*PROBLEM REQUIREMENTS:*
Search the material and gather each line with "Jane" in it.

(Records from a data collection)
━━━━━━━━━━
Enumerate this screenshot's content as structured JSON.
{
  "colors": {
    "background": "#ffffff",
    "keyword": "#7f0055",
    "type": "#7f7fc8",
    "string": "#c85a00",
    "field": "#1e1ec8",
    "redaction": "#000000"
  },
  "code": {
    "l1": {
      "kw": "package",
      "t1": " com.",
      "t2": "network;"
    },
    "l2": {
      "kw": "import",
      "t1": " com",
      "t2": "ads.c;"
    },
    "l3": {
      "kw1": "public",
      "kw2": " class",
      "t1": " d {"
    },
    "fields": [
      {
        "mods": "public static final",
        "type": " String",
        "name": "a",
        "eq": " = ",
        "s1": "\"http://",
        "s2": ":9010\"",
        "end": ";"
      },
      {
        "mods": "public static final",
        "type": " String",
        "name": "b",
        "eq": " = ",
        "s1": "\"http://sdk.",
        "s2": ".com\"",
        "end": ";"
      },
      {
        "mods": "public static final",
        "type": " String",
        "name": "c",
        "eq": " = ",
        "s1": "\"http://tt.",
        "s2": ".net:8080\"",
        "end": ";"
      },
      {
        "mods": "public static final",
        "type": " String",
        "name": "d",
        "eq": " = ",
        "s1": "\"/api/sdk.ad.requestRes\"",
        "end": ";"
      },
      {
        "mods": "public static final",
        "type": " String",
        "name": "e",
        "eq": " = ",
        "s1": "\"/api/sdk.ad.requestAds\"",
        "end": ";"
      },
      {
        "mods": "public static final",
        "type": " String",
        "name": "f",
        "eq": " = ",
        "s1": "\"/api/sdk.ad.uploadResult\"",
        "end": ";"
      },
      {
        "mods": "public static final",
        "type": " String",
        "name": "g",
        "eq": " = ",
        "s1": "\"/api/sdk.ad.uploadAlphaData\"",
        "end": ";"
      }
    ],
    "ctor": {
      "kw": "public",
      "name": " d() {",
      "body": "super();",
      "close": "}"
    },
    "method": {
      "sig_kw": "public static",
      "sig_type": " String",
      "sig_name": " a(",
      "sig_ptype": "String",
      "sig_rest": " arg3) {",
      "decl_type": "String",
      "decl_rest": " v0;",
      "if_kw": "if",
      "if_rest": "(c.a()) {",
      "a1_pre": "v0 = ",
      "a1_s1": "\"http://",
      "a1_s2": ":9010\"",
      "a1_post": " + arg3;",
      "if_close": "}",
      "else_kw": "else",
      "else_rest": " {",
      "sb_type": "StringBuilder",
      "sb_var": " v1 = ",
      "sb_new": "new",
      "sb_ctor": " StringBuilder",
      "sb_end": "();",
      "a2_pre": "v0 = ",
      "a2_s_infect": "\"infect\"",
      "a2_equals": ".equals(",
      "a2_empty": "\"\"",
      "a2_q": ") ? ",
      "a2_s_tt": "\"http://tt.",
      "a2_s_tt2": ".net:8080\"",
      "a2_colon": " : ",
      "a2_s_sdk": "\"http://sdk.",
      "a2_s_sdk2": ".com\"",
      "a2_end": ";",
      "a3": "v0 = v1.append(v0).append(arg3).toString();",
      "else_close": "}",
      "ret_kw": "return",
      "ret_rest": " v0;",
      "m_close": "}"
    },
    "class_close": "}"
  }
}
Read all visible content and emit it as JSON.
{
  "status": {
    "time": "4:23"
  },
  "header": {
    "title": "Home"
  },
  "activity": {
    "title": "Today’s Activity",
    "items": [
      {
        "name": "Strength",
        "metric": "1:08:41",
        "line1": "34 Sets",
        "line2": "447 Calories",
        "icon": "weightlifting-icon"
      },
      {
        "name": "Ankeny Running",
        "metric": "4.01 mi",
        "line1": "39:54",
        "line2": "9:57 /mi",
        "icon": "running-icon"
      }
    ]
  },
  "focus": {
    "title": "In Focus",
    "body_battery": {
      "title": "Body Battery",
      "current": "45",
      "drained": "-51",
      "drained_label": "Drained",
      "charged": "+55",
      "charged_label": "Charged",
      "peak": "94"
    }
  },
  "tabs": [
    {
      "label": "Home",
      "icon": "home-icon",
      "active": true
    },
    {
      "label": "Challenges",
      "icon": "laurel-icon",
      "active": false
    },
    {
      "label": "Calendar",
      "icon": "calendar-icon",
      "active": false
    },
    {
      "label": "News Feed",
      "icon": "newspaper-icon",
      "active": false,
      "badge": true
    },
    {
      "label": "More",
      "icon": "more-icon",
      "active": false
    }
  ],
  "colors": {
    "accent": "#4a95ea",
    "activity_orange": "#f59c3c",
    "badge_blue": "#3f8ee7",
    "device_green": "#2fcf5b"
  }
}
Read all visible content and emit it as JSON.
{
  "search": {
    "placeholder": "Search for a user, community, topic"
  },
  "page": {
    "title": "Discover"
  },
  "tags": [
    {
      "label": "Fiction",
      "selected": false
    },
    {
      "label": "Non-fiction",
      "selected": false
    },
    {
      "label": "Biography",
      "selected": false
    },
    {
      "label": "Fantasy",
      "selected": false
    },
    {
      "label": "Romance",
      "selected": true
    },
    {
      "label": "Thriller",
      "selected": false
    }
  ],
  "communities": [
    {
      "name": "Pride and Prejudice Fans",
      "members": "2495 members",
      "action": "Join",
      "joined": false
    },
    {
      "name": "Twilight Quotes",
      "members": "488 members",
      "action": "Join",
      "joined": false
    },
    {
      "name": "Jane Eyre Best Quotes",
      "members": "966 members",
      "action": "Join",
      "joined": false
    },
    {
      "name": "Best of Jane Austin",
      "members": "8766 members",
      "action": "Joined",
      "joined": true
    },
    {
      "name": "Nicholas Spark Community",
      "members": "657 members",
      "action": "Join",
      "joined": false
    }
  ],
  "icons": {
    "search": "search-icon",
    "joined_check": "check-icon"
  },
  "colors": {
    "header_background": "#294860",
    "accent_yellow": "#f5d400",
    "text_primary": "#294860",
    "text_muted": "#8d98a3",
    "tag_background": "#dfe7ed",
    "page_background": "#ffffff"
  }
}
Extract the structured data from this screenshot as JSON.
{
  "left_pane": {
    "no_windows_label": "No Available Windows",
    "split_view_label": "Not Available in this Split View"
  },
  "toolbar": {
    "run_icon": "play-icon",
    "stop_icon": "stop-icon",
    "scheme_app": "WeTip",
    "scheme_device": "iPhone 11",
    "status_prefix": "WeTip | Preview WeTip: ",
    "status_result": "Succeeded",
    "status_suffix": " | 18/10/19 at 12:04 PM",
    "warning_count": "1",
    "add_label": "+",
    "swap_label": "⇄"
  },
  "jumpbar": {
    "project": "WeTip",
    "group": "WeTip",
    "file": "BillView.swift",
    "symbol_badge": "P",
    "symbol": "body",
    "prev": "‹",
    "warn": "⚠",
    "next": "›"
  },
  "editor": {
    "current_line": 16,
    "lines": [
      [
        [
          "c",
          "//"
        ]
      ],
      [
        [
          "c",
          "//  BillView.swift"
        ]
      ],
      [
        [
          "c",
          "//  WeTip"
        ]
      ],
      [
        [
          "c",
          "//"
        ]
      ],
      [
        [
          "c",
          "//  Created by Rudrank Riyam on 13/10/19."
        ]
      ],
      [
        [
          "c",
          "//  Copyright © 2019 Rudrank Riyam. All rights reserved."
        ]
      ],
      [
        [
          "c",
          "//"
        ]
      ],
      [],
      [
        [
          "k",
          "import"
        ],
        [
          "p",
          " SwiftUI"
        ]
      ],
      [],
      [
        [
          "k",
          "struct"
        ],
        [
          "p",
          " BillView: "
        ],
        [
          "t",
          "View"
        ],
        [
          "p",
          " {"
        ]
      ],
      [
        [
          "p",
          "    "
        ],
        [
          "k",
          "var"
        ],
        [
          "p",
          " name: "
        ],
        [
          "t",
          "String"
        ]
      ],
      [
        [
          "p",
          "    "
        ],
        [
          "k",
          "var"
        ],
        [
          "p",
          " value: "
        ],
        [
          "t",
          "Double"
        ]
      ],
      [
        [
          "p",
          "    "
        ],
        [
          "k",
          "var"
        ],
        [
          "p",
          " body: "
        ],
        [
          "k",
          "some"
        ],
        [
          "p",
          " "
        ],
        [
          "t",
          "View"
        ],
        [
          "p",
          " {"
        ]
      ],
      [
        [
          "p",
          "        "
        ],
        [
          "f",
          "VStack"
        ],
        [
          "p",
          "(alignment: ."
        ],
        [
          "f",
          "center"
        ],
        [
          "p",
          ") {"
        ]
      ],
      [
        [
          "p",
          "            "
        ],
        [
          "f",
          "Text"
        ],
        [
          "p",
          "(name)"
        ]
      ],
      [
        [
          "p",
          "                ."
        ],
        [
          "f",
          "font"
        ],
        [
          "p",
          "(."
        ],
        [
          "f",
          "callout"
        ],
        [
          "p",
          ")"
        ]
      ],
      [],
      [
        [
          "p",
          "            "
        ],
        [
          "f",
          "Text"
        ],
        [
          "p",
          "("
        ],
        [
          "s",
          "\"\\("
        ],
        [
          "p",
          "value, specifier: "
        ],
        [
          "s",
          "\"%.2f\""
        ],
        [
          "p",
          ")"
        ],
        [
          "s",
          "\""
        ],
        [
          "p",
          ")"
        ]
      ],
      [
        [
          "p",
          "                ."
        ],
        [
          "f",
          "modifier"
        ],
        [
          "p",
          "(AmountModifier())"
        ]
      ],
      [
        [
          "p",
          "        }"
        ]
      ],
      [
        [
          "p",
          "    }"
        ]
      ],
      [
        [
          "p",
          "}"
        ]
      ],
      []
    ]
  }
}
━━━━━━━━━━
*SOLUTION FOR THIS PROBLEM:*
      "name": "Jane Eyre Best Quotes",
      "name": "Best of Jane Austin",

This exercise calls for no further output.